◆ **PROBLEM DETAILS**
Separate out the lines that hold "Chasmanthium".

(Saved entries)

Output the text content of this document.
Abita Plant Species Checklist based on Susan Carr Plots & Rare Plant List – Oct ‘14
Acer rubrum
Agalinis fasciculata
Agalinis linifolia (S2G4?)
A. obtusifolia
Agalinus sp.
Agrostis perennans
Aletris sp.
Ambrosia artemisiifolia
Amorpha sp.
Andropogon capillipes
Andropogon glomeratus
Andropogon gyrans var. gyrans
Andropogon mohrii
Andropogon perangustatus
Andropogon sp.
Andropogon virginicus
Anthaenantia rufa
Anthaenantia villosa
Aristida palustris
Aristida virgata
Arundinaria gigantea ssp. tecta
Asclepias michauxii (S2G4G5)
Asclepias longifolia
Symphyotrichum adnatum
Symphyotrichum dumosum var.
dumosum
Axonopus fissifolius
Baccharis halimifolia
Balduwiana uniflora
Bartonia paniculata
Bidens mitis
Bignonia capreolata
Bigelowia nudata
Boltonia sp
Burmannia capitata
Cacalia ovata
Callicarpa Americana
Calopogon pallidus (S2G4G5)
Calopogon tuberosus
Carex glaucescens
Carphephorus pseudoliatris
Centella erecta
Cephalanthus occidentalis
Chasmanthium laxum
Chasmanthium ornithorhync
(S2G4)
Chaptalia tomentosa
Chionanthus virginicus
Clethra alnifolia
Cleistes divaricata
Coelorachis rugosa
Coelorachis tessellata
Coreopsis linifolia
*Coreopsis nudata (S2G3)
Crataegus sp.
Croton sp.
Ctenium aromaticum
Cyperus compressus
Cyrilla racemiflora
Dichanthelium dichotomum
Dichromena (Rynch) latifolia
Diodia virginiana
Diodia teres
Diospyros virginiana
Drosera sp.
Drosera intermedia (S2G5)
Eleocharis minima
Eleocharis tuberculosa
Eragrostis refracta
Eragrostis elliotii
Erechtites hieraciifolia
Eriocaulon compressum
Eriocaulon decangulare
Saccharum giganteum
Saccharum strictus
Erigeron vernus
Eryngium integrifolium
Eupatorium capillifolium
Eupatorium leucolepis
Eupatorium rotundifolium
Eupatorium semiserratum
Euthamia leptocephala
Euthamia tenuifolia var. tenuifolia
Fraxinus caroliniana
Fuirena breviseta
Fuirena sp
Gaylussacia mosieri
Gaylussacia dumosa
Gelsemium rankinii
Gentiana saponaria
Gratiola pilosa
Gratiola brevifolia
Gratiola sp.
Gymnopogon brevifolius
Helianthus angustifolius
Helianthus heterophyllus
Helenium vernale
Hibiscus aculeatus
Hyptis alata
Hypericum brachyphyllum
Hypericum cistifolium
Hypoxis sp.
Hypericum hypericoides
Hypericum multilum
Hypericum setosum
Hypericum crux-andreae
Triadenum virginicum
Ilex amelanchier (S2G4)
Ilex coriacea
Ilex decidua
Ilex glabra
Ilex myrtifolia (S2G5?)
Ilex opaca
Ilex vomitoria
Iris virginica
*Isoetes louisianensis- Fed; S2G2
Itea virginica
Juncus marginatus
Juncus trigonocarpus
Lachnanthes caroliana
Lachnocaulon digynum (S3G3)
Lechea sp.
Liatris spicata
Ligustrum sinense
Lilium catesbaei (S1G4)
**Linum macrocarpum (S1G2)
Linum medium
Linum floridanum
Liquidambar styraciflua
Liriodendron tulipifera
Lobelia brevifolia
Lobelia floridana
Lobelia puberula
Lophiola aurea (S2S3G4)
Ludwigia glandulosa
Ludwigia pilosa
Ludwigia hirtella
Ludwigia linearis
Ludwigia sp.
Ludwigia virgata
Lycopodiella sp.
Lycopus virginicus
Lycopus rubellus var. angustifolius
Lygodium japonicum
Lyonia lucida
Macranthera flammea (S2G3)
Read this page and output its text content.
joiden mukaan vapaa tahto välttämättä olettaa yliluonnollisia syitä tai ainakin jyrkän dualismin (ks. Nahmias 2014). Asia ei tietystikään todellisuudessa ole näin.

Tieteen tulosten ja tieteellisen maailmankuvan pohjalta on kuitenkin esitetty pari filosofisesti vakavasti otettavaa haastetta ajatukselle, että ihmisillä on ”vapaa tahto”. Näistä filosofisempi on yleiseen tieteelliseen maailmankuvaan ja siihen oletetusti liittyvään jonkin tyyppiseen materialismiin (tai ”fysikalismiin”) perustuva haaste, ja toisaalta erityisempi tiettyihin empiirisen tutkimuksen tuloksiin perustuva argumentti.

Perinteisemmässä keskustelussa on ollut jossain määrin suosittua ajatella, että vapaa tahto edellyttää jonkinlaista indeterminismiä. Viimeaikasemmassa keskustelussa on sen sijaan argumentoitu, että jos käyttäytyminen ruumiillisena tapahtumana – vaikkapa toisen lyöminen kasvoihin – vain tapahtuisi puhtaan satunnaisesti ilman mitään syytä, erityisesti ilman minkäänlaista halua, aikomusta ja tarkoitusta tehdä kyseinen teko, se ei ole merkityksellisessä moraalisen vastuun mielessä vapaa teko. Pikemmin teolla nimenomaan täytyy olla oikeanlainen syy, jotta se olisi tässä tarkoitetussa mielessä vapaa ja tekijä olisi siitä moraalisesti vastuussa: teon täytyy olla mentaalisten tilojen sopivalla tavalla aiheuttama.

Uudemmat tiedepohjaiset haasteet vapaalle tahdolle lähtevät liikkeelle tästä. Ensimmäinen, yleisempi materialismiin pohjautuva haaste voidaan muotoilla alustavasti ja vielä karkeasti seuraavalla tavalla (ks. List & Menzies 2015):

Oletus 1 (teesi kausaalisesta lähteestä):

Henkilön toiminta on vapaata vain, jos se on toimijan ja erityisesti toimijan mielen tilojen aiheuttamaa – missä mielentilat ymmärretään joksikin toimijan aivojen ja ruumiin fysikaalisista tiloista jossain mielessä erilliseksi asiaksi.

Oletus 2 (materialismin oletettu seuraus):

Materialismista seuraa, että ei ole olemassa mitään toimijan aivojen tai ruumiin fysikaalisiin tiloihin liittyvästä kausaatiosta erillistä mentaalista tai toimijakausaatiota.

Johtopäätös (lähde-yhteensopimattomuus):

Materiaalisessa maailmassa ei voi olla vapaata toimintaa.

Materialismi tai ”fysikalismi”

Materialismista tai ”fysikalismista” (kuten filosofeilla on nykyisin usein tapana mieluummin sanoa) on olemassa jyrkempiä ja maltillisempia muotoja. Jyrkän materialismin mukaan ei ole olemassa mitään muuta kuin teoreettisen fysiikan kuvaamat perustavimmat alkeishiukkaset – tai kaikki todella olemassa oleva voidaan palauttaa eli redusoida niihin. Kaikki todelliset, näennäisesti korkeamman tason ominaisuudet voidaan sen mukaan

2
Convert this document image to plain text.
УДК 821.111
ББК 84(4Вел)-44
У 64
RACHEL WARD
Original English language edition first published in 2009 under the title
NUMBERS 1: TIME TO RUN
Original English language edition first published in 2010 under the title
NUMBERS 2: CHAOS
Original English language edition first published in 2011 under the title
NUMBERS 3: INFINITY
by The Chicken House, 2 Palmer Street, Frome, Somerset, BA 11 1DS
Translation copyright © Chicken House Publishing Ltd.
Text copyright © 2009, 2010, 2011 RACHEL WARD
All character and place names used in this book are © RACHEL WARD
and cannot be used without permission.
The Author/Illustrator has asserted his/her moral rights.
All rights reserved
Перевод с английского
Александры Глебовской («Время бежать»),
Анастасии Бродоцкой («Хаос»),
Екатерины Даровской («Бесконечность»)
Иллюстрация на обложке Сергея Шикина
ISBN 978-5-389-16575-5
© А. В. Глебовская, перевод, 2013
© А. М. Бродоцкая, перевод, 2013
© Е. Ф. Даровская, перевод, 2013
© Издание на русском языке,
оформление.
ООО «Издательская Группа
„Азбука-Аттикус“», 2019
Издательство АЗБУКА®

◆ **EXERCISE RESPONSE**
Chasmanthium laxum
Chasmanthium ornithorhync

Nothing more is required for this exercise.